PASSAGE PROVIDED:
-*-*-
Sharada Keats on the inspiration behind her YA debut These Stolen Lives
Colonial Clash and an EPIC Cost-of-Living Crisis
Part thrilling adventure with found family, part slow-burn romance, part mystery, These Stolen Lives has been described as a YA fantasy dystopia. This guest post was written by Sharada Keats.
What’s it about? It follows seventeen-year-old Mora Dezil dealing with her trauma and guilt, discovering what she wants and summoning the courage to go after it. She’s survived the Skøl’s colonial invasion (though her people colonised this land a hundred years ago). Now she’s living precariously, repaying her supposed ‘debt’, because under Skøl rule, life isn’t free – everyone pays to live. When Mora finds out her young friend Zako is to be put to death for self-defence, she teams up with another survivor (handsome and elusive Kit) to rescue the boy. Their plans are soon upended, and they get mired in a dangerous mystery…
Inspirations…These Stolen Lives is built around the idea of one set of colonials coming in and crushing an existing colonial power. The thing that sets these newcomers apart is their culture of paying for life itself… this means the Skøl regime is one that in many ways oppresses its own alongside its subjugated peoples. I studied economics way back when, so having believable economic underpinnings was an important part of the worldbuilding for me. I also try to write situations that feel real in terms of people’s behaviour. I prefer grey characters to outright do-gooders or purely evil villains, though I’m most interested in the more unsung positives in people and in society; how they get nurtured and the ways we can and do support each other.
Readers will find intersections, hierarchies, and power dynamics galore in this clash of colonial identities, though I set out to focus on ordinary people with a few extraordinary touches. The main characters are not rich or specially privileged. They’re also minorities in their town. I take some inspiration from personal experiences like being an immigrant and coming from a mixed background. I hope young people from different cultures and circumstances can empathise or even recognise aspects of themselves in these pages.
-*-*-
RECORDED INFORMATION:
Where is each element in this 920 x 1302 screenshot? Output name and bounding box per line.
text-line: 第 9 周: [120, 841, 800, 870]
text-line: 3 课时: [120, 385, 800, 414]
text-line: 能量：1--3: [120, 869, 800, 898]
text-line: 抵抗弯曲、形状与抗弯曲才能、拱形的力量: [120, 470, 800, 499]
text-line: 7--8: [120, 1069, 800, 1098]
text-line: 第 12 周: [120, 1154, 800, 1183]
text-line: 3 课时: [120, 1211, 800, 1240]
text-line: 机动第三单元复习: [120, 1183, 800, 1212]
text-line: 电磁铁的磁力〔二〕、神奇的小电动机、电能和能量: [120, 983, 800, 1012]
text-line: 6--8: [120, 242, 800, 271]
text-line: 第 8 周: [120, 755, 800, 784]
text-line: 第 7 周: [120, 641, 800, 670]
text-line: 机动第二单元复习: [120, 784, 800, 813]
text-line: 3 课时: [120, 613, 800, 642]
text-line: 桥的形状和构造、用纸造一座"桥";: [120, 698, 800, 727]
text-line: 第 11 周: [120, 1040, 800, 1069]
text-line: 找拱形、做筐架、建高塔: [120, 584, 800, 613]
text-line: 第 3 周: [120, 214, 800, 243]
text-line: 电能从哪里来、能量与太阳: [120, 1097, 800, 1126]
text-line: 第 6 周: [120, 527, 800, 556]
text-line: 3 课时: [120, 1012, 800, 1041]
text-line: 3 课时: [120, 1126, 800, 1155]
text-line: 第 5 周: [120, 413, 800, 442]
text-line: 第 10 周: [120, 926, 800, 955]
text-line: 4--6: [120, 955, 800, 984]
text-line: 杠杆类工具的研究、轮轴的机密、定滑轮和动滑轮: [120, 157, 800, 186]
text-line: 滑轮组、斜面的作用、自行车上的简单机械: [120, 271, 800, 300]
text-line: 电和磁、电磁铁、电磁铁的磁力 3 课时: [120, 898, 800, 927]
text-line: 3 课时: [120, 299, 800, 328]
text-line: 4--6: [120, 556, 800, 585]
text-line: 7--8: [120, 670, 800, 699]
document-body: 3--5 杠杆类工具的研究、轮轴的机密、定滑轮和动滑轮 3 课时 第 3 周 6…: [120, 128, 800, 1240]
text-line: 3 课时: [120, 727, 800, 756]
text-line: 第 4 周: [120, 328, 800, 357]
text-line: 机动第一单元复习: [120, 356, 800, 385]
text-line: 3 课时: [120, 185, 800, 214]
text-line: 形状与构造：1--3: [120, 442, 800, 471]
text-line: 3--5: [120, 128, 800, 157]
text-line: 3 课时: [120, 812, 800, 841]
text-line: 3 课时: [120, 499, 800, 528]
-*-*-
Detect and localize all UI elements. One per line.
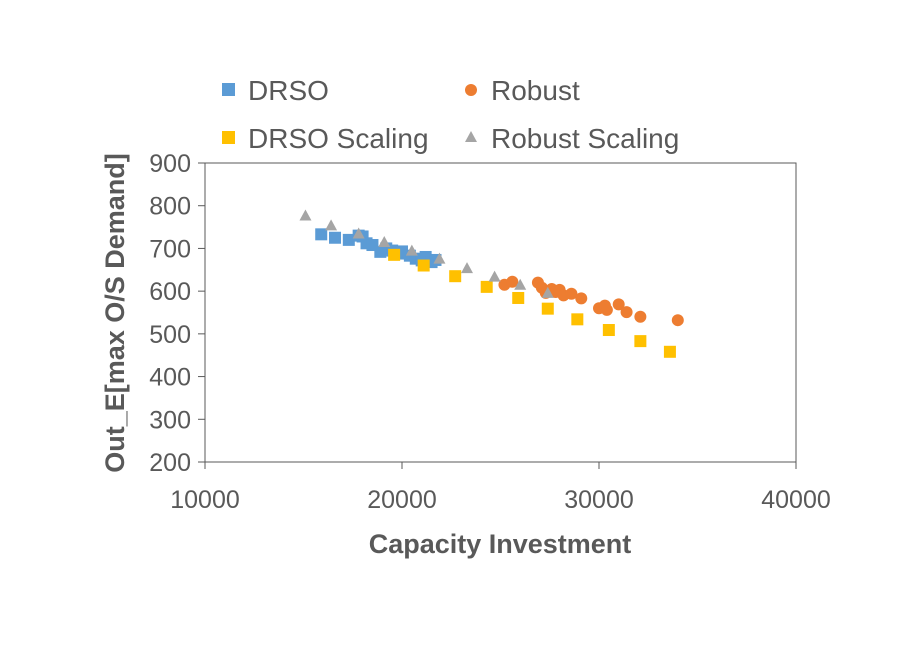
-*-*-
WORK TO DO:
A. In the guest post, what subject did the author study years ago?
B. Quote the rows in the first block, starting at the row that contains "Where is each" and ending at the row that contains "text-line: 机动第三单元复习: [120, 1183, 800, 1212]".

SOLUTIONS PER TASK:
A. Economics.

B.
Where is each element in this 920 x 1302 screenshot? Output name and bounding box per line.
text-line: 第 9 周: [120, 841, 800, 870]
text-line: 3 课时: [120, 385, 800, 414]
text-line: 能量：1--3: [120, 869, 800, 898]
text-line: 抵抗弯曲、形状与抗弯曲才能、拱形的力量: [120, 470, 800, 499]
text-line: 7--8: [120, 1069, 800, 1098]
text-line: 第 12 周: [120, 1154, 800, 1183]
text-line: 3 课时: [120, 1211, 800, 1240]
text-line: 机动第三单元复习: [120, 1183, 800, 1212]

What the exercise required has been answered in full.